▶ Your goal:
Write each record again exactly as it stands.

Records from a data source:
** begin **

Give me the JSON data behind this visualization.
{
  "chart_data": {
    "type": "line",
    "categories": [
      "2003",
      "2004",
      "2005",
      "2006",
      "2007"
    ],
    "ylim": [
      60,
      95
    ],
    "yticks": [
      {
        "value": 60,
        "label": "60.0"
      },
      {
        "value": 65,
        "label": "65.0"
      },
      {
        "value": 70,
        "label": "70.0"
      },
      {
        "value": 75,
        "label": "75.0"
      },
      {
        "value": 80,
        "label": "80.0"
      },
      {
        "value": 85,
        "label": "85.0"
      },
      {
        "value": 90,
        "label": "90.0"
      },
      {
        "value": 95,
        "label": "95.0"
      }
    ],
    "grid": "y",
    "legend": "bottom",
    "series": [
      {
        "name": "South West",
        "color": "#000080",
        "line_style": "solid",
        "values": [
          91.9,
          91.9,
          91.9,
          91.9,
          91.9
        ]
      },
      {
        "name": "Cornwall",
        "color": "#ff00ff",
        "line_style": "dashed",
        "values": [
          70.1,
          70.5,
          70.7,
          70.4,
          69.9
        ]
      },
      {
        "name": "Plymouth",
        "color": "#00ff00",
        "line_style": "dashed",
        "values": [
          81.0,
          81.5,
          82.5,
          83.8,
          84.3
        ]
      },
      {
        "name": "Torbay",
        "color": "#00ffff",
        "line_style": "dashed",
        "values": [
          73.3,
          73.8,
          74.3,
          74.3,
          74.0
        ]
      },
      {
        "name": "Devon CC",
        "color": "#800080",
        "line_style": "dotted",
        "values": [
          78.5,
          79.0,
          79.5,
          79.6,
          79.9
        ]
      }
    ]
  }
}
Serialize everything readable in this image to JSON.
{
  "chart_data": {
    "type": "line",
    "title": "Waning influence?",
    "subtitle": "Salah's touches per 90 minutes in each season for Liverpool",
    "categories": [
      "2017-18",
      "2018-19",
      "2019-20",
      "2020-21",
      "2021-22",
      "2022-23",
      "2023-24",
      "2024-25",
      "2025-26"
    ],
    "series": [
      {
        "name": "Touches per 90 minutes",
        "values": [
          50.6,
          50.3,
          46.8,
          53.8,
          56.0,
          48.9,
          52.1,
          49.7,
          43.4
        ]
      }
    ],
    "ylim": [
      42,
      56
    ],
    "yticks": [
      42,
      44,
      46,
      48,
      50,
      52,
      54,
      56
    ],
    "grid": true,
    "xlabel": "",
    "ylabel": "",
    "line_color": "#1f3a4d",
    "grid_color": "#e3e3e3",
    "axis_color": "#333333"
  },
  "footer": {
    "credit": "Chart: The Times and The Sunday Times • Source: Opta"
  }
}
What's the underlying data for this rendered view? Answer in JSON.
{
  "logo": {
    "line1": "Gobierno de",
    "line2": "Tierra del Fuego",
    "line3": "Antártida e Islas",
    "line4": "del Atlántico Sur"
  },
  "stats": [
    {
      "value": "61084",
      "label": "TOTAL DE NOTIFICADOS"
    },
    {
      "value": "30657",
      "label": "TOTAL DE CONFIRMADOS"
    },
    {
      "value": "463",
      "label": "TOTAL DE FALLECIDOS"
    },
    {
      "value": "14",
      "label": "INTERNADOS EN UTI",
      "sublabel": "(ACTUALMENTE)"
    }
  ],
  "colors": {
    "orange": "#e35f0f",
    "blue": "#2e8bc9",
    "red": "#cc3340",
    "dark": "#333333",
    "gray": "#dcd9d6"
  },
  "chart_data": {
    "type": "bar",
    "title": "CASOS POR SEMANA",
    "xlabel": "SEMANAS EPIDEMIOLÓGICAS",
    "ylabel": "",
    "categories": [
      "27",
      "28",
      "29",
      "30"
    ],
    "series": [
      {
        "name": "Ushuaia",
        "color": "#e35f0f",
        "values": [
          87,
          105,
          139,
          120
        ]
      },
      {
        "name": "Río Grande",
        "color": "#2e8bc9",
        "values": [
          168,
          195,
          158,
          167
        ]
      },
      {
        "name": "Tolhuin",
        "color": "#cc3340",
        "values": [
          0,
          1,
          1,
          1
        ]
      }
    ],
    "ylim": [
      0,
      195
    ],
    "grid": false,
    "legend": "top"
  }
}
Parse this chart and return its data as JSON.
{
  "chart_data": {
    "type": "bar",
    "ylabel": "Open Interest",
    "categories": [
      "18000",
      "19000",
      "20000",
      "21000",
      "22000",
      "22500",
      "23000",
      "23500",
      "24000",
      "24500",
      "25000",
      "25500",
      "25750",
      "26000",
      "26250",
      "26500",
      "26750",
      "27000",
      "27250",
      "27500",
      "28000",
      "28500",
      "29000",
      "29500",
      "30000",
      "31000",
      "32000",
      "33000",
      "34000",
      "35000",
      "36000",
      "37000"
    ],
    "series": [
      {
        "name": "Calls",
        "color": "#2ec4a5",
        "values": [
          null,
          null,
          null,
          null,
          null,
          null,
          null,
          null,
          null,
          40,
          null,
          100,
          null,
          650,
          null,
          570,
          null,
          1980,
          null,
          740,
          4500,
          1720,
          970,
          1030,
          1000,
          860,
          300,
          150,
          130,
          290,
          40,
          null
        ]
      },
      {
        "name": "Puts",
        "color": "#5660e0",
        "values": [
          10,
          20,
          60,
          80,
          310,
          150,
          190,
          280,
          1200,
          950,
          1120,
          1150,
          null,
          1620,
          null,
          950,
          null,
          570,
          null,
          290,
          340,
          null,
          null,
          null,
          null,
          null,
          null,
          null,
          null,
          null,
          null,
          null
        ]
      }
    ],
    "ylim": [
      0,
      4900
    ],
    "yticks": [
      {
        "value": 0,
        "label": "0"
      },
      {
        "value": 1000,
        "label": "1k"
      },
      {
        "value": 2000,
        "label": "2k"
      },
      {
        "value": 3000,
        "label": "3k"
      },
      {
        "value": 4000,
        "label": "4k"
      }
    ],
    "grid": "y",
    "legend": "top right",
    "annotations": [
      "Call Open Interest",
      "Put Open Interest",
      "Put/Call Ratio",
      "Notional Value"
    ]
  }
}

** end **

▶ Reply:
Give me the JSON data behind this visualization.
{
  "chart_data": {
    "type": "line",
    "categories": [
      "2003",
      "2004",
      "2005",
      "2006",
      "2007"
    ],
    "ylim": [
      60,
      95
    ],
    "yticks": [
      {
        "value": 60,
        "label": "60.0"
      },
      {
        "value": 65,
        "label": "65.0"
      },
      {
        "value": 70,
        "label": "70.0"
      },
      {
        "value": 75,
        "label": "75.0"
      },
      {
        "value": 80,
        "label": "80.0"
      },
      {
        "value": 85,
        "label": "85.0"
      },
      {
        "value": 90,
        "label": "90.0"
      },
      {
        "value": 95,
        "label": "95.0"
      }
    ],
    "grid": "y",
    "legend": "bottom",
    "series": [
      {
        "name": "South West",
        "color": "#000080",
        "line_style": "solid",
        "values": [
          91.9,
          91.9,
          91.9,
          91.9,
          91.9
        ]
      },
      {
        "name": "Cornwall",
        "color": "#ff00ff",
        "line_style": "dashed",
        "values": [
          70.1,
          70.5,
          70.7,
          70.4,
          69.9
        ]
      },
      {
        "name": "Plymouth",
        "color": "#00ff00",
        "line_style": "dashed",
        "values": [
          81.0,
          81.5,
          82.5,
          83.8,
          84.3
        ]
      },
      {
        "name": "Torbay",
        "color": "#00ffff",
        "line_style": "dashed",
        "values": [
          73.3,
          73.8,
          74.3,
          74.3,
          74.0
        ]
      },
      {
        "name": "Devon CC",
        "color": "#800080",
        "line_style": "dotted",
        "values": [
          78.5,
          79.0,
          79.5,
          79.6,
          79.9
        ]
      }
    ]
  }
}
Serialize everything readable in this image to JSON.
{
  "chart_data": {
    "type": "line",
    "title": "Waning influence?",
    "subtitle": "Salah's touches per 90 minutes in each season for Liverpool",
    "categories": [
      "2017-18",
      "2018-19",
      "2019-20",
      "2020-21",
      "2021-22",
      "2022-23",
      "2023-24",
      "2024-25",
      "2025-26"
    ],
    "series": [
      {
        "name": "Touches per 90 minutes",
        "values": [
          50.6,
          50.3,
          46.8,
          53.8,
          56.0,
          48.9,
          52.1,
          49.7,
          43.4
        ]
      }
    ],
    "ylim": [
      42,
      56
    ],
    "yticks": [
      42,
      44,
      46,
      48,
      50,
      52,
      54,
      56
    ],
    "grid": true,
    "xlabel": "",
    "ylabel": "",
    "line_color": "#1f3a4d",
    "grid_color": "#e3e3e3",
    "axis_color": "#333333"
  },
  "footer": {
    "credit": "Chart: The Times and The Sunday Times • Source: Opta"
  }
}
What's the underlying data for this rendered view? Answer in JSON.
{
  "logo": {
    "line1": "Gobierno de",
    "line2": "Tierra del Fuego",
    "line3": "Antártida e Islas",
    "line4": "del Atlántico Sur"
  },
  "stats": [
    {
      "value": "61084",
      "label": "TOTAL DE NOTIFICADOS"
    },
    {
      "value": "30657",
      "label": "TOTAL DE CONFIRMADOS"
    },
    {
      "value": "463",
      "label": "TOTAL DE FALLECIDOS"
    },
    {
      "value": "14",
      "label": "INTERNADOS EN UTI",
      "sublabel": "(ACTUALMENTE)"
    }
  ],
  "colors": {
    "orange": "#e35f0f",
    "blue": "#2e8bc9",
    "red": "#cc3340",
    "dark": "#333333",
    "gray": "#dcd9d6"
  },
  "chart_data": {
    "type": "bar",
    "title": "CASOS POR SEMANA",
    "xlabel": "SEMANAS EPIDEMIOLÓGICAS",
    "ylabel": "",
    "categories": [
      "27",
      "28",
      "29",
      "30"
    ],
    "series": [
      {
        "name": "Ushuaia",
        "color": "#e35f0f",
        "values": [
          87,
          105,
          139,
          120
        ]
      },
      {
        "name": "Río Grande",
        "color": "#2e8bc9",
        "values": [
          168,
          195,
          158,
          167
        ]
      },
      {
        "name": "Tolhuin",
        "color": "#cc3340",
        "values": [
          0,
          1,
          1,
          1
        ]
      }
    ],
    "ylim": [
      0,
      195
    ],
    "grid": false,
    "legend": "top"
  }
}
Parse this chart and return its data as JSON.
{
  "chart_data": {
    "type": "bar",
    "ylabel": "Open Interest",
    "categories": [
      "18000",
      "19000",
      "20000",
      "21000",
      "22000",
      "22500",
      "23000",
      "23500",
      "24000",
      "24500",
      "25000",
      "25500",
      "25750",
      "26000",
      "26250",
      "26500",
      "26750",
      "27000",
      "27250",
      "27500",
      "28000",
      "28500",
      "29000",
      "29500",
      "30000",
      "31000",
      "32000",
      "33000",
      "34000",
      "35000",
      "36000",
      "37000"
    ],
    "series": [
      {
        "name": "Calls",
        "color": "#2ec4a5",
        "values": [
          null,
          null,
          null,
          null,
          null,
          null,
          null,
          null,
          null,
          40,
          null,
          100,
          null,
          650,
          null,
          570,
          null,
          1980,
          null,
          740,
          4500,
          1720,
          970,
          1030,
          1000,
          860,
          300,
          150,
          130,
          290,
          40,
          null
        ]
      },
      {
        "name": "Puts",
        "color": "#5660e0",
        "values": [
          10,
          20,
          60,
          80,
          310,
          150,
          190,
          280,
          1200,
          950,
          1120,
          1150,
          null,
          1620,
          null,
          950,
          null,
          570,
          null,
          290,
          340,
          null,
          null,
          null,
          null,
          null,
          null,
          null,
          null,
          null,
          null,
          null
        ]
      }
    ],
    "ylim": [
      0,
      4900
    ],
    "yticks": [
      {
        "value": 0,
        "label": "0"
      },
      {
        "value": 1000,
        "label": "1k"
      },
      {
        "value": 2000,
        "label": "2k"
      },
      {
        "value": 3000,
        "label": "3k"
      },
      {
        "value": 4000,
        "label": "4k"
      }
    ],
    "grid": "y",
    "legend": "top right",
    "annotations": [
      "Call Open Interest",
      "Put Open Interest",
      "Put/Call Ratio",
      "Notional Value"
    ]
  }
}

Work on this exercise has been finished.